Data tied to figure images:
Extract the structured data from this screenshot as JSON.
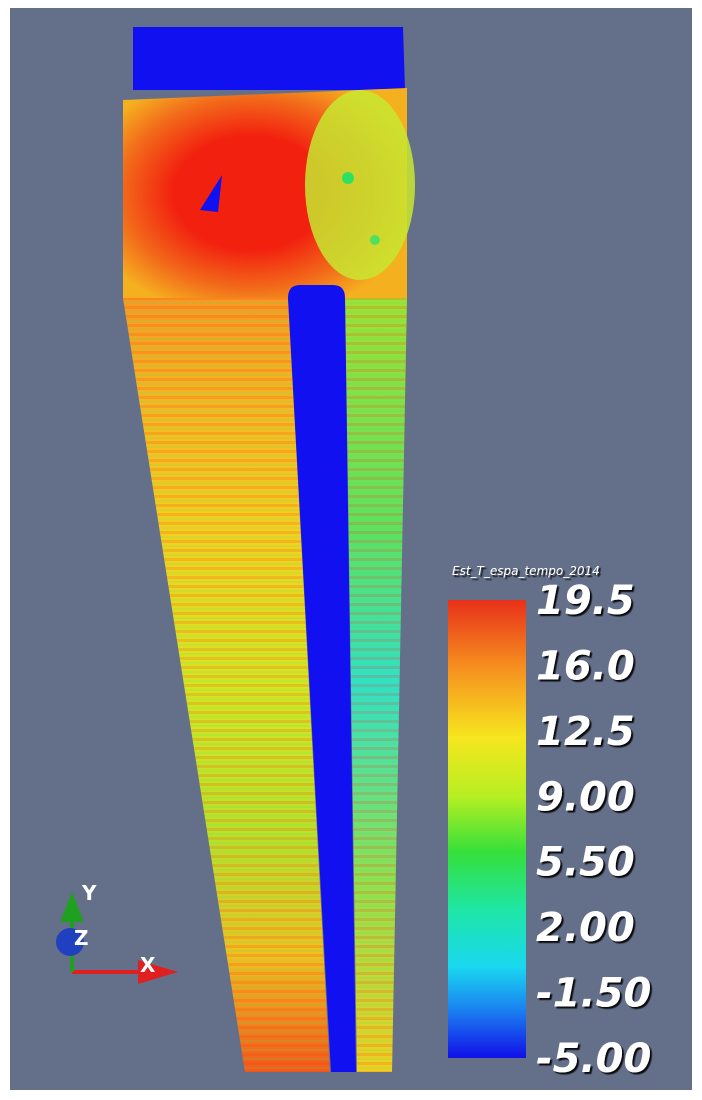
{
  "colorbar": {
    "title": "Est_T_espa_tempo_2014",
    "ticks": [
      "19.5",
      "16.0",
      "12.5",
      "9.00",
      "5.50",
      "2.00",
      "-1.50",
      "-5.00"
    ]
  },
  "axes": {
    "x": "X",
    "y": "Y",
    "z": "Z"
  }
}
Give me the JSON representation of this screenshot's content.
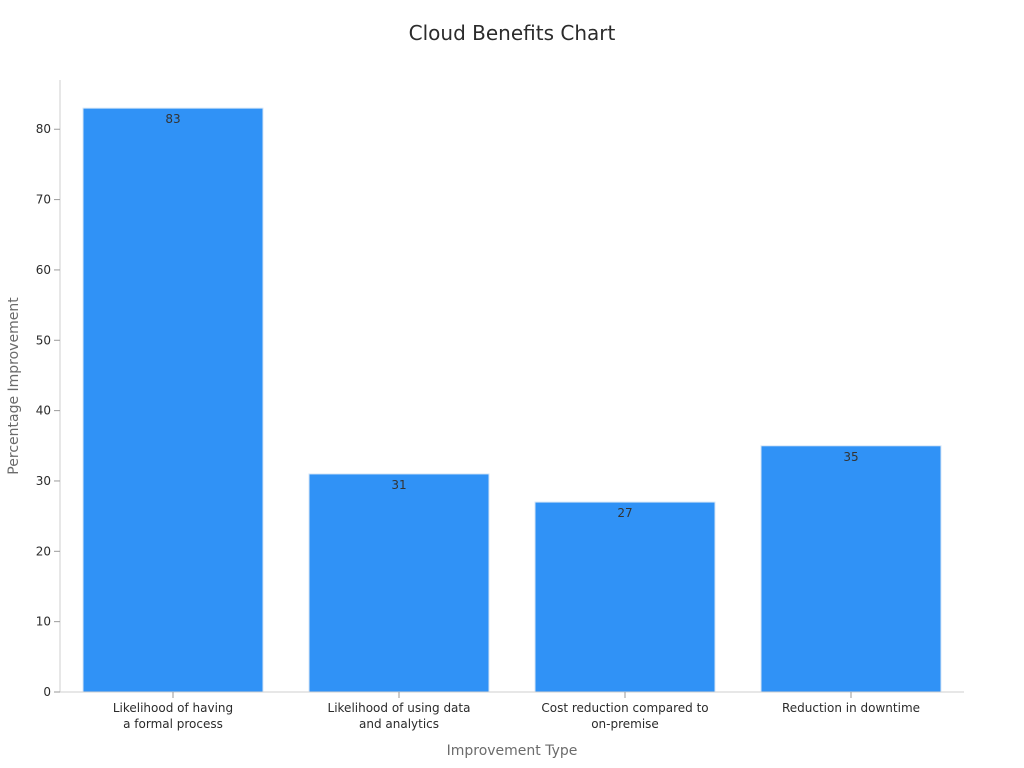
{
  "chart_data": {
    "type": "bar",
    "title": "Cloud Benefits Chart",
    "xlabel": "Improvement Type",
    "ylabel": "Percentage Improvement",
    "categories": [
      [
        "Likelihood of having",
        "a formal process"
      ],
      [
        "Likelihood of using data",
        "and analytics"
      ],
      [
        "Cost reduction compared to",
        "on-premise"
      ],
      [
        "Reduction in downtime"
      ]
    ],
    "values": [
      83,
      31,
      27,
      35
    ],
    "data_labels": [
      "83",
      "31",
      "27",
      "35"
    ],
    "ylim": [
      0,
      87
    ],
    "yticks": [
      0,
      10,
      20,
      30,
      40,
      50,
      60,
      70,
      80
    ],
    "bar_color": "#3092f6",
    "grid": false,
    "legend": "none"
  }
}
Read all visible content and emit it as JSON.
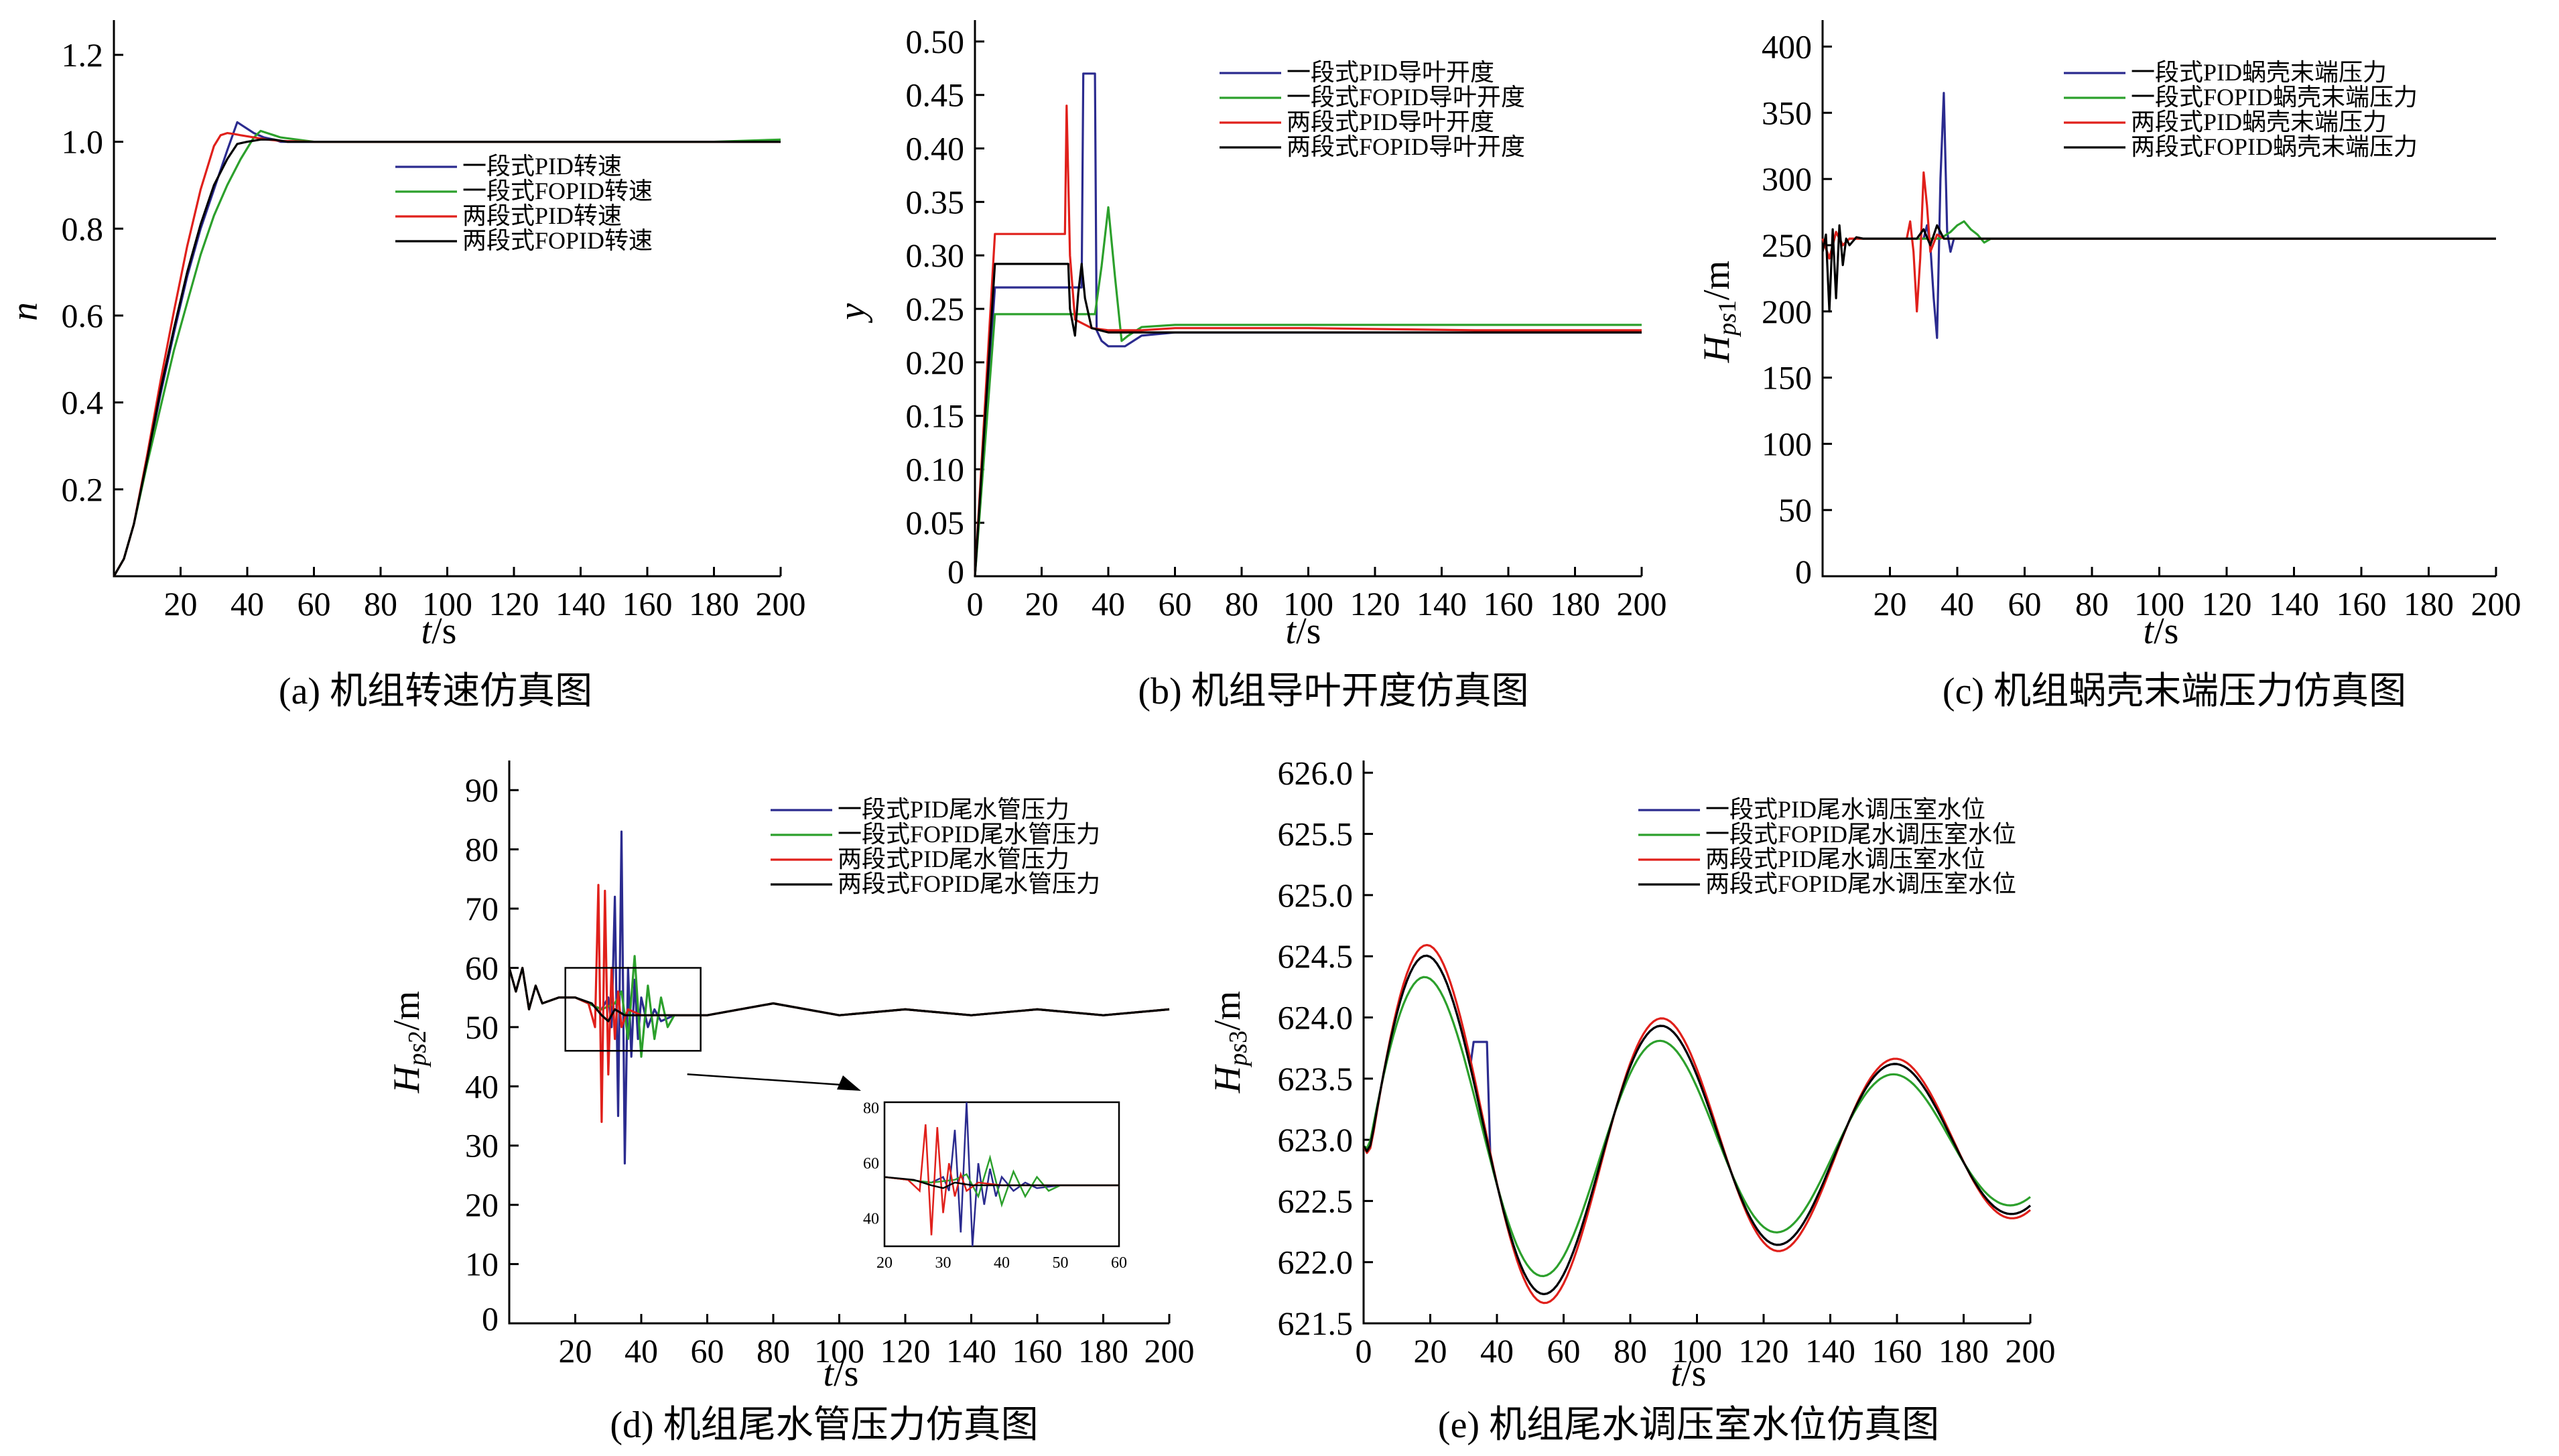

TASK DESCRIPTION: In this exercise, set down all of the data exactly, without the pictures.

RESPONSE TO THIS EXERCISE:
Extract the structured data from this screenshot as JSON.
{
  "colorbar": {
    "title": "Est_T_espa_tempo_2014",
    "ticks": [
      "19.5",
      "16.0",
      "12.5",
      "9.00",
      "5.50",
      "2.00",
      "-1.50",
      "-5.00"
    ]
  },
  "axes": {
    "x": "X",
    "y": "Y",
    "z": "Z"
  }
}
Give me the JSON representation of this screenshot's content.
{
  "chart_data": {
    "type": "bar",
    "title": "Cloud Benefits Chart",
    "xlabel": "Improvement Type",
    "ylabel": "Percentage Improvement",
    "categories": [
      [
        "Likelihood of having",
        "a formal process"
      ],
      [
        "Likelihood of using data",
        "and analytics"
      ],
      [
        "Cost reduction compared to",
        "on-premise"
      ],
      [
        "Reduction in downtime"
      ]
    ],
    "values": [
      83,
      31,
      27,
      35
    ],
    "data_labels": [
      "83",
      "31",
      "27",
      "35"
    ],
    "ylim": [
      0,
      87
    ],
    "yticks": [
      0,
      10,
      20,
      30,
      40,
      50,
      60,
      70,
      80
    ],
    "bar_color": "#3092f6",
    "grid": false,
    "legend": "none"
  }
}
Read all visible content and emit it as JSON.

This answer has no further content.